▶ **Exercise requirements**
Determine which lines of the records include the word "Stone", and copy them.

━━━ The input ━━━

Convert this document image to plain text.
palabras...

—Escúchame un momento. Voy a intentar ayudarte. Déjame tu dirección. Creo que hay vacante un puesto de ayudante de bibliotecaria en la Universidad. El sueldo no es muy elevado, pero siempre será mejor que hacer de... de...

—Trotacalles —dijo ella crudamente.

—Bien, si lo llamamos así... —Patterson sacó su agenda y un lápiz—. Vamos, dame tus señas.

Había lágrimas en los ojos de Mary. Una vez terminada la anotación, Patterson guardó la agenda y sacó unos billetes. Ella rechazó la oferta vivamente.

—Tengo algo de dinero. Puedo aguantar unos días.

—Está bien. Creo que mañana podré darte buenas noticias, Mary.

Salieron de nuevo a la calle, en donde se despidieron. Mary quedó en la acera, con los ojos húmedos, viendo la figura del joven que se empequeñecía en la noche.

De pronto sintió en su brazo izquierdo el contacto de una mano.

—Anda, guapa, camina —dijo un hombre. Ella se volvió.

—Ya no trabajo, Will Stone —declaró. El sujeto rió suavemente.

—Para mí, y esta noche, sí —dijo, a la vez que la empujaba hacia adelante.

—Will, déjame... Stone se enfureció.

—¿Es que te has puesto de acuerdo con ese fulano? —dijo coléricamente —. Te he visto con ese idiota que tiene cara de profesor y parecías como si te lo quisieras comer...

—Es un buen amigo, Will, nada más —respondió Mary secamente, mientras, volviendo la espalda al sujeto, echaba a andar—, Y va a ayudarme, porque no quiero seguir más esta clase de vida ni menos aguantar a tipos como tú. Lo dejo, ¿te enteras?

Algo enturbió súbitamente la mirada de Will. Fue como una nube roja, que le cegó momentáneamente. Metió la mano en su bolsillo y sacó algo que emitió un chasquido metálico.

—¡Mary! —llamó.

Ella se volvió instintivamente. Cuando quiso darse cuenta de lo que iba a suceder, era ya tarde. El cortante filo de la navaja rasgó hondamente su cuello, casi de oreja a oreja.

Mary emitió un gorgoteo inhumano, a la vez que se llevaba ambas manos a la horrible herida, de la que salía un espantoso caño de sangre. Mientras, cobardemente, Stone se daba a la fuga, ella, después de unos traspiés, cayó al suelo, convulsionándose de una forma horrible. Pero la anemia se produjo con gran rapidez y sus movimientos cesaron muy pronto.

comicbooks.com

━━━

▶ **Finished exercise**
—Ya no trabajo, Will Stone —declaró. El sujeto rió suavemente.
—Will, déjame... Stone se enfureció.
Mary emitió un gorgoteo inhumano, a la vez que se llevaba ambas manos a la horrible herida, de la que salía un espantoso caño de sangre. Mientras, cobardemente, Stone se daba a la fuga, ella, después de unos traspiés, cayó al suelo, convulsionándose de una forma horrible. Pero la anemia se produjo con gran rapidez y sus movimientos cesaron muy pronto.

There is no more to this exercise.